● **Your objective**:
Each record that follows should be repeated exactly, minus any images.

(Rows from a dataset)
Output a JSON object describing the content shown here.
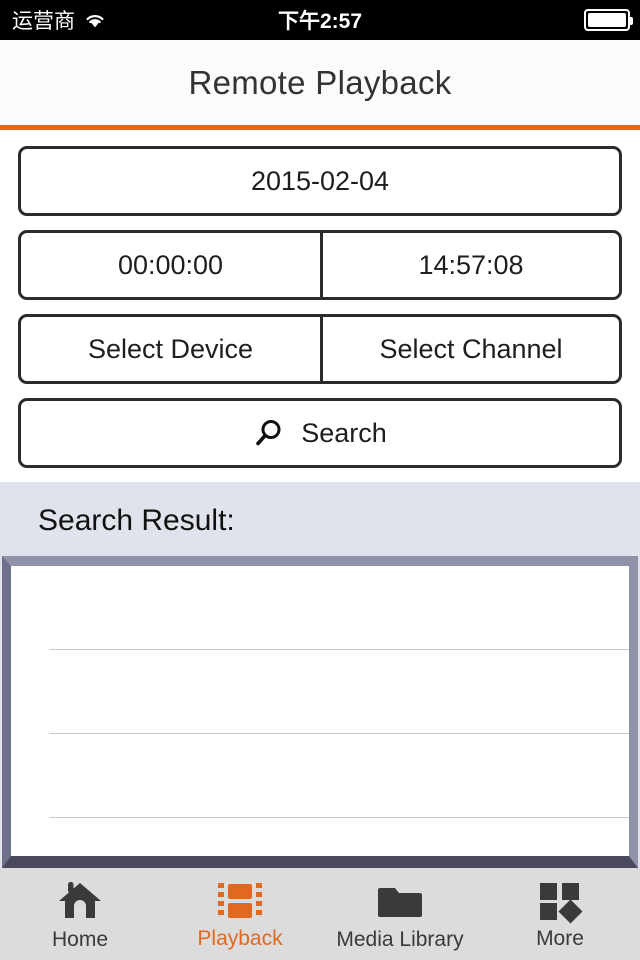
{
  "statusbar": {
    "carrier": "运营商",
    "time": "下午2:57",
    "wifi_icon": "wifi-icon",
    "battery_icon": "battery-icon"
  },
  "navbar": {
    "title": "Remote Playback",
    "accent_color": "#e0691f"
  },
  "form": {
    "date": "2015-02-04",
    "start_time": "00:00:00",
    "end_time": "14:57:08",
    "select_device": "Select Device",
    "select_channel": "Select Channel",
    "search_label": "Search",
    "search_icon": "magnifier-icon"
  },
  "results": {
    "title": "Search Result:",
    "rows": [
      "",
      "",
      "",
      ""
    ],
    "background_color": "#e0e3ec"
  },
  "tabbar": {
    "items": [
      {
        "label": "Home",
        "icon": "home-icon",
        "active": false
      },
      {
        "label": "Playback",
        "icon": "film-strip-icon",
        "active": true
      },
      {
        "label": "Media Library",
        "icon": "folder-icon",
        "active": false
      },
      {
        "label": "More",
        "icon": "grid-more-icon",
        "active": false
      }
    ],
    "active_color": "#e0691f",
    "inactive_color": "#3a3a3a"
  }
}
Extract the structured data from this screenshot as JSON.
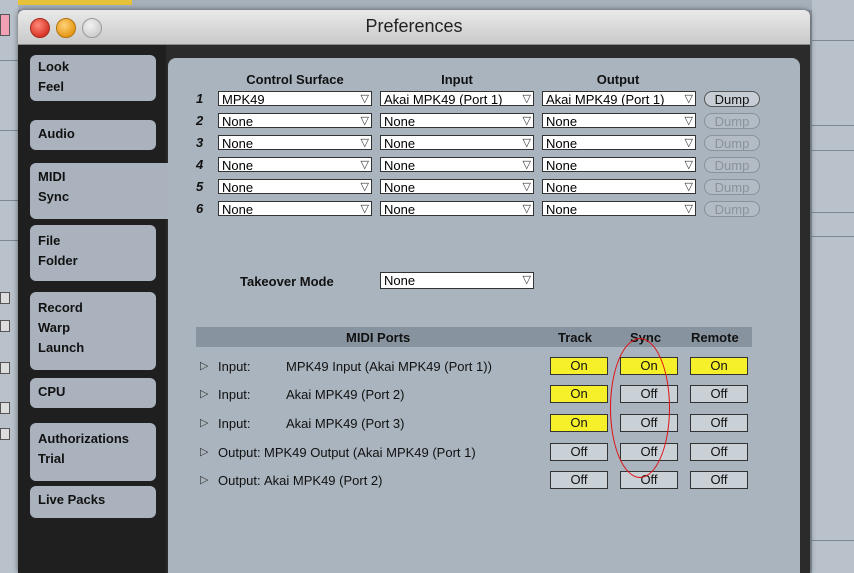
{
  "window": {
    "title": "Preferences"
  },
  "sidebar": {
    "tabs": [
      {
        "lines": [
          "Look",
          "Feel"
        ]
      },
      {
        "lines": [
          "Audio"
        ]
      },
      {
        "lines": [
          "MIDI",
          "Sync"
        ],
        "active": true
      },
      {
        "lines": [
          "File",
          "Folder"
        ]
      },
      {
        "lines": [
          "Record",
          "Warp",
          "Launch"
        ]
      },
      {
        "lines": [
          "CPU"
        ]
      },
      {
        "lines": [
          "Authorizations",
          "Trial"
        ]
      },
      {
        "lines": [
          "Live Packs"
        ]
      }
    ]
  },
  "control_surfaces": {
    "headers": {
      "surface": "Control Surface",
      "input": "Input",
      "output": "Output"
    },
    "rows": [
      {
        "num": "1",
        "surface": "MPK49",
        "input": "Akai MPK49 (Port 1)",
        "output": "Akai MPK49 (Port 1)",
        "dump": "Dump",
        "dump_enabled": true
      },
      {
        "num": "2",
        "surface": "None",
        "input": "None",
        "output": "None",
        "dump": "Dump",
        "dump_enabled": false
      },
      {
        "num": "3",
        "surface": "None",
        "input": "None",
        "output": "None",
        "dump": "Dump",
        "dump_enabled": false
      },
      {
        "num": "4",
        "surface": "None",
        "input": "None",
        "output": "None",
        "dump": "Dump",
        "dump_enabled": false
      },
      {
        "num": "5",
        "surface": "None",
        "input": "None",
        "output": "None",
        "dump": "Dump",
        "dump_enabled": false
      },
      {
        "num": "6",
        "surface": "None",
        "input": "None",
        "output": "None",
        "dump": "Dump",
        "dump_enabled": false
      }
    ]
  },
  "takeover": {
    "label": "Takeover Mode",
    "value": "None"
  },
  "midi_ports": {
    "headers": {
      "ports": "MIDI Ports",
      "track": "Track",
      "sync": "Sync",
      "remote": "Remote"
    },
    "rows": [
      {
        "kind": "Input:",
        "name": "MPK49 Input (Akai MPK49 (Port 1))",
        "track": "On",
        "sync": "On",
        "remote": "On"
      },
      {
        "kind": "Input:",
        "name": "Akai MPK49 (Port 2)",
        "track": "On",
        "sync": "Off",
        "remote": "Off"
      },
      {
        "kind": "Input:",
        "name": "Akai MPK49 (Port 3)",
        "track": "On",
        "sync": "Off",
        "remote": "Off"
      },
      {
        "kind": "Output:",
        "name": "MPK49 Output (Akai MPK49 (Port 1)",
        "track": "Off",
        "sync": "Off",
        "remote": "Off"
      },
      {
        "kind": "Output:",
        "name": "Akai MPK49 (Port 2)",
        "track": "Off",
        "sync": "Off",
        "remote": "Off"
      }
    ]
  },
  "colors": {
    "on": "#f5f02a",
    "off": "#c9d0d6",
    "annotation": "#e01010"
  },
  "icons": {
    "dropdown": "chevron-down-icon",
    "expand": "disclosure-triangle-icon"
  }
}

● **Answer to this exercise**:
Output a JSON object describing the content shown here.
{
  "statusbar": {
    "carrier": "运营商",
    "time": "下午2:57",
    "wifi_icon": "wifi-icon",
    "battery_icon": "battery-icon"
  },
  "navbar": {
    "title": "Remote Playback",
    "accent_color": "#e0691f"
  },
  "form": {
    "date": "2015-02-04",
    "start_time": "00:00:00",
    "end_time": "14:57:08",
    "select_device": "Select Device",
    "select_channel": "Select Channel",
    "search_label": "Search",
    "search_icon": "magnifier-icon"
  },
  "results": {
    "title": "Search Result:",
    "rows": [
      "",
      "",
      "",
      ""
    ],
    "background_color": "#e0e3ec"
  },
  "tabbar": {
    "items": [
      {
        "label": "Home",
        "icon": "home-icon",
        "active": false
      },
      {
        "label": "Playback",
        "icon": "film-strip-icon",
        "active": true
      },
      {
        "label": "Media Library",
        "icon": "folder-icon",
        "active": false
      },
      {
        "label": "More",
        "icon": "grid-more-icon",
        "active": false
      }
    ],
    "active_color": "#e0691f",
    "inactive_color": "#3a3a3a"
  }
}
Extract the structured data from this screenshot as JSON.
{
  "window": {
    "title": "Preferences"
  },
  "sidebar": {
    "tabs": [
      {
        "lines": [
          "Look",
          "Feel"
        ]
      },
      {
        "lines": [
          "Audio"
        ]
      },
      {
        "lines": [
          "MIDI",
          "Sync"
        ],
        "active": true
      },
      {
        "lines": [
          "File",
          "Folder"
        ]
      },
      {
        "lines": [
          "Record",
          "Warp",
          "Launch"
        ]
      },
      {
        "lines": [
          "CPU"
        ]
      },
      {
        "lines": [
          "Authorizations",
          "Trial"
        ]
      },
      {
        "lines": [
          "Live Packs"
        ]
      }
    ]
  },
  "control_surfaces": {
    "headers": {
      "surface": "Control Surface",
      "input": "Input",
      "output": "Output"
    },
    "rows": [
      {
        "num": "1",
        "surface": "MPK49",
        "input": "Akai MPK49 (Port 1)",
        "output": "Akai MPK49 (Port 1)",
        "dump": "Dump",
        "dump_enabled": true
      },
      {
        "num": "2",
        "surface": "None",
        "input": "None",
        "output": "None",
        "dump": "Dump",
        "dump_enabled": false
      },
      {
        "num": "3",
        "surface": "None",
        "input": "None",
        "output": "None",
        "dump": "Dump",
        "dump_enabled": false
      },
      {
        "num": "4",
        "surface": "None",
        "input": "None",
        "output": "None",
        "dump": "Dump",
        "dump_enabled": false
      },
      {
        "num": "5",
        "surface": "None",
        "input": "None",
        "output": "None",
        "dump": "Dump",
        "dump_enabled": false
      },
      {
        "num": "6",
        "surface": "None",
        "input": "None",
        "output": "None",
        "dump": "Dump",
        "dump_enabled": false
      }
    ]
  },
  "takeover": {
    "label": "Takeover Mode",
    "value": "None"
  },
  "midi_ports": {
    "headers": {
      "ports": "MIDI Ports",
      "track": "Track",
      "sync": "Sync",
      "remote": "Remote"
    },
    "rows": [
      {
        "kind": "Input:",
        "name": "MPK49 Input (Akai MPK49 (Port 1))",
        "track": "On",
        "sync": "On",
        "remote": "On"
      },
      {
        "kind": "Input:",
        "name": "Akai MPK49 (Port 2)",
        "track": "On",
        "sync": "Off",
        "remote": "Off"
      },
      {
        "kind": "Input:",
        "name": "Akai MPK49 (Port 3)",
        "track": "On",
        "sync": "Off",
        "remote": "Off"
      },
      {
        "kind": "Output:",
        "name": "MPK49 Output (Akai MPK49 (Port 1)",
        "track": "Off",
        "sync": "Off",
        "remote": "Off"
      },
      {
        "kind": "Output:",
        "name": "Akai MPK49 (Port 2)",
        "track": "Off",
        "sync": "Off",
        "remote": "Off"
      }
    ]
  },
  "colors": {
    "on": "#f5f02a",
    "off": "#c9d0d6",
    "annotation": "#e01010"
  },
  "icons": {
    "dropdown": "chevron-down-icon",
    "expand": "disclosure-triangle-icon"
  }
}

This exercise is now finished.